The problem: Return the full material exactly.

Supplied material:
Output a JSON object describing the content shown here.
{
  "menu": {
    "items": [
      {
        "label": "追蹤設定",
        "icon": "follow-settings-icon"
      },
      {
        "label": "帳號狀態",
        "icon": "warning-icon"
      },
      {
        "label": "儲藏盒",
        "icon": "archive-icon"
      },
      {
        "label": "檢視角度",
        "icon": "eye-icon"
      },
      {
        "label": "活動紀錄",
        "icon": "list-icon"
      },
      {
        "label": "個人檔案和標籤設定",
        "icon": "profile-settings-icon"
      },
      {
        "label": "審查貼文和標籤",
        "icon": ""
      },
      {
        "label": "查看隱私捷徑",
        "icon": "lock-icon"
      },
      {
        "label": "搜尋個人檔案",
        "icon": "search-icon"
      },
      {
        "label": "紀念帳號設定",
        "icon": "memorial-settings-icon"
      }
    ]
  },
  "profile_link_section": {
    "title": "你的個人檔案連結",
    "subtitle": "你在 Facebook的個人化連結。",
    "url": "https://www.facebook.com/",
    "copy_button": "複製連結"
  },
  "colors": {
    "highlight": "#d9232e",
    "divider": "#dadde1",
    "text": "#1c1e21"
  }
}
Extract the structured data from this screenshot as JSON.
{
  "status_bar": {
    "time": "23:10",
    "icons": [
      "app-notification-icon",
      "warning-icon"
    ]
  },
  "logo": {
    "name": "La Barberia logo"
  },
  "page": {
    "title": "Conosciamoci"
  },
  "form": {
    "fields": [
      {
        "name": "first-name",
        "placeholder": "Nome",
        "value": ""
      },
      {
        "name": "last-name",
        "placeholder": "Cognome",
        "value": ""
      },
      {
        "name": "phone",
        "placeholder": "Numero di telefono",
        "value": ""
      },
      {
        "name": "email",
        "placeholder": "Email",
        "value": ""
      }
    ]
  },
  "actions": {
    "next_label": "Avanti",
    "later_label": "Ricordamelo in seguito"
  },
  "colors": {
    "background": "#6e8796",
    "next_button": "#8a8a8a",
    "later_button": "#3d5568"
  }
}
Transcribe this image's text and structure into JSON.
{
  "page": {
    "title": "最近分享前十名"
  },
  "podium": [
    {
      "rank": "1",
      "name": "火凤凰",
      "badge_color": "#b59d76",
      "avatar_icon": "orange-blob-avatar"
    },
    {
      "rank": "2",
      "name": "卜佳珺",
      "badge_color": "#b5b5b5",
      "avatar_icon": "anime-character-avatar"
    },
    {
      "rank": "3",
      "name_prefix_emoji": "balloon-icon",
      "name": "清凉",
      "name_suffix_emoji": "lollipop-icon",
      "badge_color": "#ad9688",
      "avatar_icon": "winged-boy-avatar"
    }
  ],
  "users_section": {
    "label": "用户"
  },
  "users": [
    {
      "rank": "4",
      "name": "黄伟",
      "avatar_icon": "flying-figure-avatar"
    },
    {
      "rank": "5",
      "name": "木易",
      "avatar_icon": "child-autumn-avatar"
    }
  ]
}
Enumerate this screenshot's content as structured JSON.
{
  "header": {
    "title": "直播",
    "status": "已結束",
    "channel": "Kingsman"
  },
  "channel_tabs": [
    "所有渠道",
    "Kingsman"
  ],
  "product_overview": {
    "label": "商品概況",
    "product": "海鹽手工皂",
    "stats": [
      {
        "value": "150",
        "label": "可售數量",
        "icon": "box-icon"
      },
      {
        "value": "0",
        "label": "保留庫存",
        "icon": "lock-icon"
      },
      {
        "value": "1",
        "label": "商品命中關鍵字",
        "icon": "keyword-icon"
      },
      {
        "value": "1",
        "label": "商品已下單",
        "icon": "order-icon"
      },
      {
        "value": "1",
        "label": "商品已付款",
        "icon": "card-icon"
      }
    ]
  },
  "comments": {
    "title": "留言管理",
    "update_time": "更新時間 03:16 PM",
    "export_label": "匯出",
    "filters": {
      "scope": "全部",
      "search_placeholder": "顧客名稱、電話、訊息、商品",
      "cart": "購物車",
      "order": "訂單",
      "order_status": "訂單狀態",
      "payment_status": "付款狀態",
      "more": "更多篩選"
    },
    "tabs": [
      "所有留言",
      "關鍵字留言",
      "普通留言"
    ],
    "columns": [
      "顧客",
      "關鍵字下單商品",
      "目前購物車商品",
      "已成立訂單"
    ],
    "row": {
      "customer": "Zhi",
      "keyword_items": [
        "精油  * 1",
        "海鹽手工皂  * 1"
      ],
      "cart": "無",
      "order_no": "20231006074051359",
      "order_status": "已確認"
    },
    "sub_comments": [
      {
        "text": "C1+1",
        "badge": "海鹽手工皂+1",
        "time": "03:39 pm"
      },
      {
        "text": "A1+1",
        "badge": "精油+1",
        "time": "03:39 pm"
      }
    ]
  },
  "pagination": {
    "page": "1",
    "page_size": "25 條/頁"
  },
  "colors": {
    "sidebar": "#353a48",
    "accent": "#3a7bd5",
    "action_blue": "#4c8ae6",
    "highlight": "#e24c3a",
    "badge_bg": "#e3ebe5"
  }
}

Task solution:
Output a JSON object describing the content shown here.
{
  "menu": {
    "items": [
      {
        "label": "追蹤設定",
        "icon": "follow-settings-icon"
      },
      {
        "label": "帳號狀態",
        "icon": "warning-icon"
      },
      {
        "label": "儲藏盒",
        "icon": "archive-icon"
      },
      {
        "label": "檢視角度",
        "icon": "eye-icon"
      },
      {
        "label": "活動紀錄",
        "icon": "list-icon"
      },
      {
        "label": "個人檔案和標籤設定",
        "icon": "profile-settings-icon"
      },
      {
        "label": "審查貼文和標籤",
        "icon": ""
      },
      {
        "label": "查看隱私捷徑",
        "icon": "lock-icon"
      },
      {
        "label": "搜尋個人檔案",
        "icon": "search-icon"
      },
      {
        "label": "紀念帳號設定",
        "icon": "memorial-settings-icon"
      }
    ]
  },
  "profile_link_section": {
    "title": "你的個人檔案連結",
    "subtitle": "你在 Facebook的個人化連結。",
    "url": "https://www.facebook.com/",
    "copy_button": "複製連結"
  },
  "colors": {
    "highlight": "#d9232e",
    "divider": "#dadde1",
    "text": "#1c1e21"
  }
}
Extract the structured data from this screenshot as JSON.
{
  "status_bar": {
    "time": "23:10",
    "icons": [
      "app-notification-icon",
      "warning-icon"
    ]
  },
  "logo": {
    "name": "La Barberia logo"
  },
  "page": {
    "title": "Conosciamoci"
  },
  "form": {
    "fields": [
      {
        "name": "first-name",
        "placeholder": "Nome",
        "value": ""
      },
      {
        "name": "last-name",
        "placeholder": "Cognome",
        "value": ""
      },
      {
        "name": "phone",
        "placeholder": "Numero di telefono",
        "value": ""
      },
      {
        "name": "email",
        "placeholder": "Email",
        "value": ""
      }
    ]
  },
  "actions": {
    "next_label": "Avanti",
    "later_label": "Ricordamelo in seguito"
  },
  "colors": {
    "background": "#6e8796",
    "next_button": "#8a8a8a",
    "later_button": "#3d5568"
  }
}
Transcribe this image's text and structure into JSON.
{
  "page": {
    "title": "最近分享前十名"
  },
  "podium": [
    {
      "rank": "1",
      "name": "火凤凰",
      "badge_color": "#b59d76",
      "avatar_icon": "orange-blob-avatar"
    },
    {
      "rank": "2",
      "name": "卜佳珺",
      "badge_color": "#b5b5b5",
      "avatar_icon": "anime-character-avatar"
    },
    {
      "rank": "3",
      "name_prefix_emoji": "balloon-icon",
      "name": "清凉",
      "name_suffix_emoji": "lollipop-icon",
      "badge_color": "#ad9688",
      "avatar_icon": "winged-boy-avatar"
    }
  ],
  "users_section": {
    "label": "用户"
  },
  "users": [
    {
      "rank": "4",
      "name": "黄伟",
      "avatar_icon": "flying-figure-avatar"
    },
    {
      "rank": "5",
      "name": "木易",
      "avatar_icon": "child-autumn-avatar"
    }
  ]
}
Enumerate this screenshot's content as structured JSON.
{
  "header": {
    "title": "直播",
    "status": "已結束",
    "channel": "Kingsman"
  },
  "channel_tabs": [
    "所有渠道",
    "Kingsman"
  ],
  "product_overview": {
    "label": "商品概況",
    "product": "海鹽手工皂",
    "stats": [
      {
        "value": "150",
        "label": "可售數量",
        "icon": "box-icon"
      },
      {
        "value": "0",
        "label": "保留庫存",
        "icon": "lock-icon"
      },
      {
        "value": "1",
        "label": "商品命中關鍵字",
        "icon": "keyword-icon"
      },
      {
        "value": "1",
        "label": "商品已下單",
        "icon": "order-icon"
      },
      {
        "value": "1",
        "label": "商品已付款",
        "icon": "card-icon"
      }
    ]
  },
  "comments": {
    "title": "留言管理",
    "update_time": "更新時間 03:16 PM",
    "export_label": "匯出",
    "filters": {
      "scope": "全部",
      "search_placeholder": "顧客名稱、電話、訊息、商品",
      "cart": "購物車",
      "order": "訂單",
      "order_status": "訂單狀態",
      "payment_status": "付款狀態",
      "more": "更多篩選"
    },
    "tabs": [
      "所有留言",
      "關鍵字留言",
      "普通留言"
    ],
    "columns": [
      "顧客",
      "關鍵字下單商品",
      "目前購物車商品",
      "已成立訂單"
    ],
    "row": {
      "customer": "Zhi",
      "keyword_items": [
        "精油  * 1",
        "海鹽手工皂  * 1"
      ],
      "cart": "無",
      "order_no": "20231006074051359",
      "order_status": "已確認"
    },
    "sub_comments": [
      {
        "text": "C1+1",
        "badge": "海鹽手工皂+1",
        "time": "03:39 pm"
      },
      {
        "text": "A1+1",
        "badge": "精油+1",
        "time": "03:39 pm"
      }
    ]
  },
  "pagination": {
    "page": "1",
    "page_size": "25 條/頁"
  },
  "colors": {
    "sidebar": "#353a48",
    "accent": "#3a7bd5",
    "action_blue": "#4c8ae6",
    "highlight": "#e24c3a",
    "badge_bg": "#e3ebe5"
  }
}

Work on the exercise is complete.